• TASK: Copy the data precisely, keeping every character.

• PROVIDED MATERIAL:
┌──
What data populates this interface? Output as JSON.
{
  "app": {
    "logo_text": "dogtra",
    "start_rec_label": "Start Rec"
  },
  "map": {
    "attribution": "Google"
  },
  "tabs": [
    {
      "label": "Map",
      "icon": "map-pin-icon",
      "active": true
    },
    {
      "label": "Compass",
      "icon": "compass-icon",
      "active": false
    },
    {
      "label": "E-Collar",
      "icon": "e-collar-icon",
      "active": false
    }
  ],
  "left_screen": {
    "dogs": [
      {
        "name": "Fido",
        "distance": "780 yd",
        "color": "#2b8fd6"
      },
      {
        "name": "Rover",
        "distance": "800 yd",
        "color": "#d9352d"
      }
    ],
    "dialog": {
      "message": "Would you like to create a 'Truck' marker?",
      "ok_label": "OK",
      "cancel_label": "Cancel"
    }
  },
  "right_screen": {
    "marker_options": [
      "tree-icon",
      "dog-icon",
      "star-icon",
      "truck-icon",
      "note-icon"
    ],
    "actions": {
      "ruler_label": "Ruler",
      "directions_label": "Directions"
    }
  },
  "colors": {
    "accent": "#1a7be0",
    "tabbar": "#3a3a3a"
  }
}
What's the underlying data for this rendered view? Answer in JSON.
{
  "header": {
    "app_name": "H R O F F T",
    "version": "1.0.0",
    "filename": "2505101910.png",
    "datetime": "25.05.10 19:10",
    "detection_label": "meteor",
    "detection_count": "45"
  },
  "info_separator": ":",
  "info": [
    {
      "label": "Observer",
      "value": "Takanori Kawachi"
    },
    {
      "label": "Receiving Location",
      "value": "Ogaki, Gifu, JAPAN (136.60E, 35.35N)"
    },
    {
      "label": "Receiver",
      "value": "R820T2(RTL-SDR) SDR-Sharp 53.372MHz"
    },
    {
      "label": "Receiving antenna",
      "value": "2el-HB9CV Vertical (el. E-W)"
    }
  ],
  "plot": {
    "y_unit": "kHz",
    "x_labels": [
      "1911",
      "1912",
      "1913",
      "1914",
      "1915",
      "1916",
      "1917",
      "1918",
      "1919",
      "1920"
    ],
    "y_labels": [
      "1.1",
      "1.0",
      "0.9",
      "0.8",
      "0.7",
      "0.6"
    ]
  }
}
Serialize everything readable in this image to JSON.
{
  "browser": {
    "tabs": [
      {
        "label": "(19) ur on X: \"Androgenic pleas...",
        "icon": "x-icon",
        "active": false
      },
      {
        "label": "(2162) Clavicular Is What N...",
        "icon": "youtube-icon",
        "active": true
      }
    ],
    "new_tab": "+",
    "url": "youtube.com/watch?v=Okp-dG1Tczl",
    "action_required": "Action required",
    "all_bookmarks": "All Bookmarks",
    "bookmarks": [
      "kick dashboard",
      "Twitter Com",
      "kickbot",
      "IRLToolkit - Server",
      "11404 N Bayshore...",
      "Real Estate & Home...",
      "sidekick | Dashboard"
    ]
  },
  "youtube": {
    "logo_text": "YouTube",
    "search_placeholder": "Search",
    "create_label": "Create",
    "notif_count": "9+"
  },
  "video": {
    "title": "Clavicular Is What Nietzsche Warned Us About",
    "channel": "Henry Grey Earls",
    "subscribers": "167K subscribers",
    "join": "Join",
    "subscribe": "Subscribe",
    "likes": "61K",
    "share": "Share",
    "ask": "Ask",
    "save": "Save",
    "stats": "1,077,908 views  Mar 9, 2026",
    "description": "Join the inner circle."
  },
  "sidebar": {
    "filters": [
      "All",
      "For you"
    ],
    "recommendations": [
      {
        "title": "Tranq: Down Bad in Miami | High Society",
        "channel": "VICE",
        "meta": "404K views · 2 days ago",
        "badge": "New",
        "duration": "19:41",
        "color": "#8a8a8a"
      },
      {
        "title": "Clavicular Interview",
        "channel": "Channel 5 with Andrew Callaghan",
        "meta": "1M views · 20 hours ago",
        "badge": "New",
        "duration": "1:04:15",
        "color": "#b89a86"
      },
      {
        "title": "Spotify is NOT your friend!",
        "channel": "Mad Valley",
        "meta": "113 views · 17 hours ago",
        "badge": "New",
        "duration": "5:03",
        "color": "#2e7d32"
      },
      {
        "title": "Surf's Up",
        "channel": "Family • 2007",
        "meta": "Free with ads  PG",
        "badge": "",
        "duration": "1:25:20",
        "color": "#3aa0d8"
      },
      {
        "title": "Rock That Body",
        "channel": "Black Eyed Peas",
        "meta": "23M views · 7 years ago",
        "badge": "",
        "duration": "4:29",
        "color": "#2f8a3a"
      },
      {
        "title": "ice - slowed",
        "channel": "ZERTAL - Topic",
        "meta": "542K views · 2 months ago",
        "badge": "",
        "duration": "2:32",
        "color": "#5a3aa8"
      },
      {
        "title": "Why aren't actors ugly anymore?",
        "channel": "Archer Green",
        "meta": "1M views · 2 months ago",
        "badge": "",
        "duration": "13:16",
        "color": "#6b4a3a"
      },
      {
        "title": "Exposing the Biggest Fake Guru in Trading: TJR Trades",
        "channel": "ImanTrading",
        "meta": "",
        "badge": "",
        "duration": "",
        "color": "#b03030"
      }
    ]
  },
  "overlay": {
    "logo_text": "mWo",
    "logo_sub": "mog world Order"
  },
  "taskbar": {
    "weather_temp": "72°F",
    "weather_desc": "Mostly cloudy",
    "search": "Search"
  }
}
└──
• THE RESULT:
What data populates this interface? Output as JSON.
{
  "app": {
    "logo_text": "dogtra",
    "start_rec_label": "Start Rec"
  },
  "map": {
    "attribution": "Google"
  },
  "tabs": [
    {
      "label": "Map",
      "icon": "map-pin-icon",
      "active": true
    },
    {
      "label": "Compass",
      "icon": "compass-icon",
      "active": false
    },
    {
      "label": "E-Collar",
      "icon": "e-collar-icon",
      "active": false
    }
  ],
  "left_screen": {
    "dogs": [
      {
        "name": "Fido",
        "distance": "780 yd",
        "color": "#2b8fd6"
      },
      {
        "name": "Rover",
        "distance": "800 yd",
        "color": "#d9352d"
      }
    ],
    "dialog": {
      "message": "Would you like to create a 'Truck' marker?",
      "ok_label": "OK",
      "cancel_label": "Cancel"
    }
  },
  "right_screen": {
    "marker_options": [
      "tree-icon",
      "dog-icon",
      "star-icon",
      "truck-icon",
      "note-icon"
    ],
    "actions": {
      "ruler_label": "Ruler",
      "directions_label": "Directions"
    }
  },
  "colors": {
    "accent": "#1a7be0",
    "tabbar": "#3a3a3a"
  }
}
What's the underlying data for this rendered view? Answer in JSON.
{
  "header": {
    "app_name": "H R O F F T",
    "version": "1.0.0",
    "filename": "2505101910.png",
    "datetime": "25.05.10 19:10",
    "detection_label": "meteor",
    "detection_count": "45"
  },
  "info_separator": ":",
  "info": [
    {
      "label": "Observer",
      "value": "Takanori Kawachi"
    },
    {
      "label": "Receiving Location",
      "value": "Ogaki, Gifu, JAPAN (136.60E, 35.35N)"
    },
    {
      "label": "Receiver",
      "value": "R820T2(RTL-SDR) SDR-Sharp 53.372MHz"
    },
    {
      "label": "Receiving antenna",
      "value": "2el-HB9CV Vertical (el. E-W)"
    }
  ],
  "plot": {
    "y_unit": "kHz",
    "x_labels": [
      "1911",
      "1912",
      "1913",
      "1914",
      "1915",
      "1916",
      "1917",
      "1918",
      "1919",
      "1920"
    ],
    "y_labels": [
      "1.1",
      "1.0",
      "0.9",
      "0.8",
      "0.7",
      "0.6"
    ]
  }
}
Serialize everything readable in this image to JSON.
{
  "browser": {
    "tabs": [
      {
        "label": "(19) ur on X: \"Androgenic pleas...",
        "icon": "x-icon",
        "active": false
      },
      {
        "label": "(2162) Clavicular Is What N...",
        "icon": "youtube-icon",
        "active": true
      }
    ],
    "new_tab": "+",
    "url": "youtube.com/watch?v=Okp-dG1Tczl",
    "action_required": "Action required",
    "all_bookmarks": "All Bookmarks",
    "bookmarks": [
      "kick dashboard",
      "Twitter Com",
      "kickbot",
      "IRLToolkit - Server",
      "11404 N Bayshore...",
      "Real Estate & Home...",
      "sidekick | Dashboard"
    ]
  },
  "youtube": {
    "logo_text": "YouTube",
    "search_placeholder": "Search",
    "create_label": "Create",
    "notif_count": "9+"
  },
  "video": {
    "title": "Clavicular Is What Nietzsche Warned Us About",
    "channel": "Henry Grey Earls",
    "subscribers": "167K subscribers",
    "join": "Join",
    "subscribe": "Subscribe",
    "likes": "61K",
    "share": "Share",
    "ask": "Ask",
    "save": "Save",
    "stats": "1,077,908 views  Mar 9, 2026",
    "description": "Join the inner circle."
  },
  "sidebar": {
    "filters": [
      "All",
      "For you"
    ],
    "recommendations": [
      {
        "title": "Tranq: Down Bad in Miami | High Society",
        "channel": "VICE",
        "meta": "404K views · 2 days ago",
        "badge": "New",
        "duration": "19:41",
        "color": "#8a8a8a"
      },
      {
        "title": "Clavicular Interview",
        "channel": "Channel 5 with Andrew Callaghan",
        "meta": "1M views · 20 hours ago",
        "badge": "New",
        "duration": "1:04:15",
        "color": "#b89a86"
      },
      {
        "title": "Spotify is NOT your friend!",
        "channel": "Mad Valley",
        "meta": "113 views · 17 hours ago",
        "badge": "New",
        "duration": "5:03",
        "color": "#2e7d32"
      },
      {
        "title": "Surf's Up",
        "channel": "Family • 2007",
        "meta": "Free with ads  PG",
        "badge": "",
        "duration": "1:25:20",
        "color": "#3aa0d8"
      },
      {
        "title": "Rock That Body",
        "channel": "Black Eyed Peas",
        "meta": "23M views · 7 years ago",
        "badge": "",
        "duration": "4:29",
        "color": "#2f8a3a"
      },
      {
        "title": "ice - slowed",
        "channel": "ZERTAL - Topic",
        "meta": "542K views · 2 months ago",
        "badge": "",
        "duration": "2:32",
        "color": "#5a3aa8"
      },
      {
        "title": "Why aren't actors ugly anymore?",
        "channel": "Archer Green",
        "meta": "1M views · 2 months ago",
        "badge": "",
        "duration": "13:16",
        "color": "#6b4a3a"
      },
      {
        "title": "Exposing the Biggest Fake Guru in Trading: TJR Trades",
        "channel": "ImanTrading",
        "meta": "",
        "badge": "",
        "duration": "",
        "color": "#b03030"
      }
    ]
  },
  "overlay": {
    "logo_text": "mWo",
    "logo_sub": "mog world Order"
  },
  "taskbar": {
    "weather_temp": "72°F",
    "weather_desc": "Mostly cloudy",
    "search": "Search"
  }
}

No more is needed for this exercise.